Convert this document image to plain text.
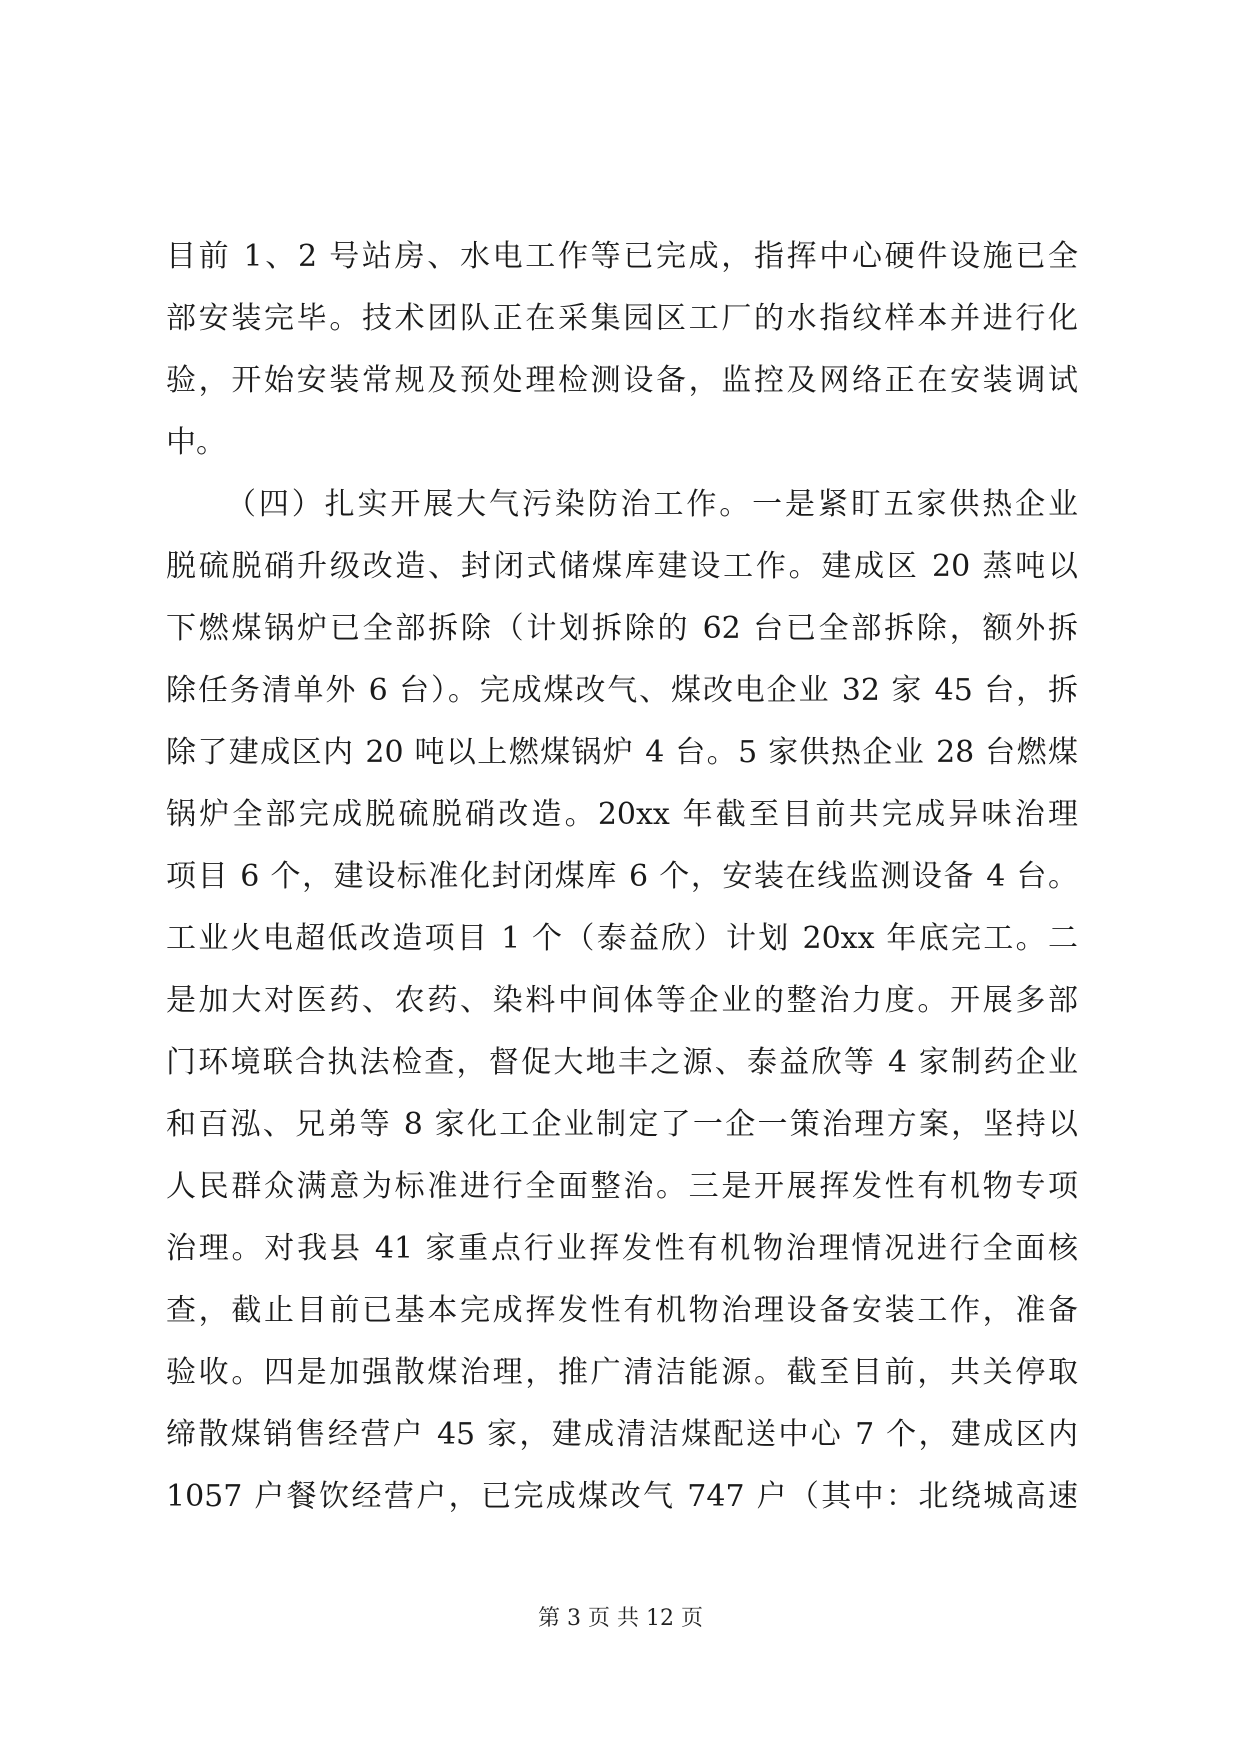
目前 1、2 号站房、水电工作等已完成，指挥中心硬件设施已全
部安装完毕。技术团队正在采集园区工厂的水指纹样本并进行化
验，开始安装常规及预处理检测设备，监控及网络正在安装调试
中。
（四）扎实开展大气污染防治工作。一是紧盯五家供热企业
脱硫脱硝升级改造、封闭式储煤库建设工作。建成区 20 蒸吨以
下燃煤锅炉已全部拆除（计划拆除的 62 台已全部拆除，额外拆
除任务清单外 6 台）。完成煤改气、煤改电企业 32 家 45 台，拆
除了建成区内 20 吨以上燃煤锅炉 4 台。5 家供热企业 28 台燃煤
锅炉全部完成脱硫脱硝改造。20xx 年截至目前共完成异味治理
项目 6 个，建设标准化封闭煤库 6 个，安装在线监测设备 4 台。
工业火电超低改造项目 1 个（泰益欣）计划 20xx 年底完工。二
是加大对医药、农药、染料中间体等企业的整治力度。开展多部
门环境联合执法检查，督促大地丰之源、泰益欣等 4 家制药企业
和百泓、兄弟等 8 家化工企业制定了一企一策治理方案，坚持以
人民群众满意为标准进行全面整治。三是开展挥发性有机物专项
治理。对我县 41 家重点行业挥发性有机物治理情况进行全面核
查，截止目前已基本完成挥发性有机物治理设备安装工作，准备
验收。四是加强散煤治理，推广清洁能源。截至目前，共关停取
缔散煤销售经营户 45 家，建成清洁煤配送中心 7 个，建成区内
1057 户餐饮经营户，已完成煤改气 747 户（其中：北绕城高速
第 3 页 共 12 页
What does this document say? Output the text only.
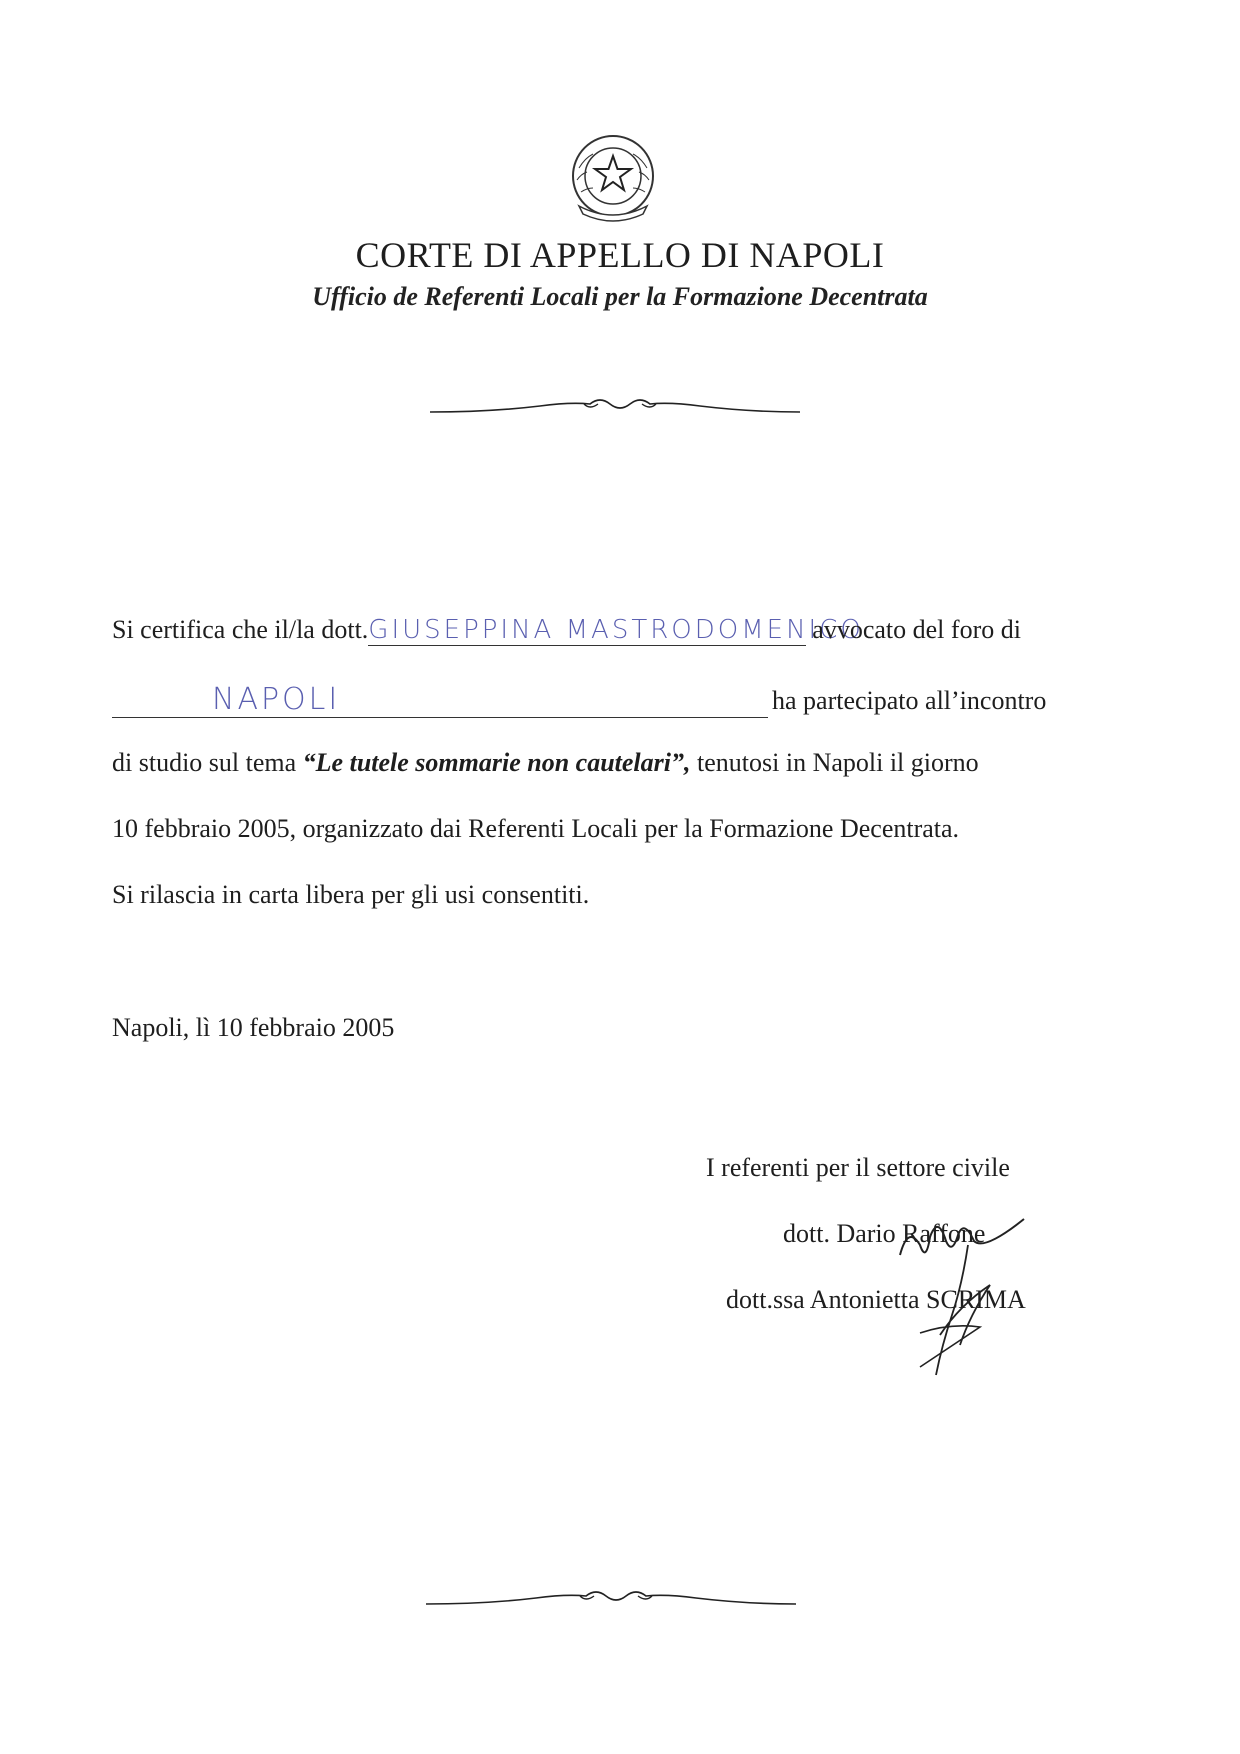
CORTE DI APPELLO DI NAPOLI
Ufficio de Referenti Locali per la Formazione Decentrata
Si certifica che il/la dott.GIUSEPPINA MASTRODOMENICOavvocato del foro di
NAPOLI	ha partecipato all’incontro
di studio sul tema “Le tutele sommarie non cautelari”, tenutosi in Napoli il giorno
10 febbraio 2005, organizzato dai Referenti Locali per la Formazione Decentrata.
Si rilascia in carta libera per gli usi consentiti.
Napoli, lì 10 febbraio 2005
I referenti per il settore civile
dott. Dario Raffone
dott.ssa Antonietta SCRIMA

## To be done
Copy the listing in full and without alteration, omitting every picture.

## Response
Convert this document image to plain text.
目前 1、2 号站房、水电工作等已完成，指挥中心硬件设施已全
部安装完毕。技术团队正在采集园区工厂的水指纹样本并进行化
验，开始安装常规及预处理检测设备，监控及网络正在安装调试
中。
（四）扎实开展大气污染防治工作。一是紧盯五家供热企业
脱硫脱硝升级改造、封闭式储煤库建设工作。建成区 20 蒸吨以
下燃煤锅炉已全部拆除（计划拆除的 62 台已全部拆除，额外拆
除任务清单外 6 台）。完成煤改气、煤改电企业 32 家 45 台，拆
除了建成区内 20 吨以上燃煤锅炉 4 台。5 家供热企业 28 台燃煤
锅炉全部完成脱硫脱硝改造。20xx 年截至目前共完成异味治理
项目 6 个，建设标准化封闭煤库 6 个，安装在线监测设备 4 台。
工业火电超低改造项目 1 个（泰益欣）计划 20xx 年底完工。二
是加大对医药、农药、染料中间体等企业的整治力度。开展多部
门环境联合执法检查，督促大地丰之源、泰益欣等 4 家制药企业
和百泓、兄弟等 8 家化工企业制定了一企一策治理方案，坚持以
人民群众满意为标准进行全面整治。三是开展挥发性有机物专项
治理。对我县 41 家重点行业挥发性有机物治理情况进行全面核
查，截止目前已基本完成挥发性有机物治理设备安装工作，准备
验收。四是加强散煤治理，推广清洁能源。截至目前，共关停取
缔散煤销售经营户 45 家，建成清洁煤配送中心 7 个，建成区内
1057 户餐饮经营户，已完成煤改气 747 户（其中：北绕城高速
第 3 页 共 12 页
What does this document say? Output the text only.
CORTE DI APPELLO DI NAPOLI
Ufficio de Referenti Locali per la Formazione Decentrata
Si certifica che il/la dott.GIUSEPPINA MASTRODOMENICOavvocato del foro di
NAPOLI	ha partecipato all’incontro
di studio sul tema “Le tutele sommarie non cautelari”, tenutosi in Napoli il giorno
10 febbraio 2005, organizzato dai Referenti Locali per la Formazione Decentrata.
Si rilascia in carta libera per gli usi consentiti.
Napoli, lì 10 febbraio 2005
I referenti per il settore civile
dott. Dario Raffone
dott.ssa Antonietta SCRIMA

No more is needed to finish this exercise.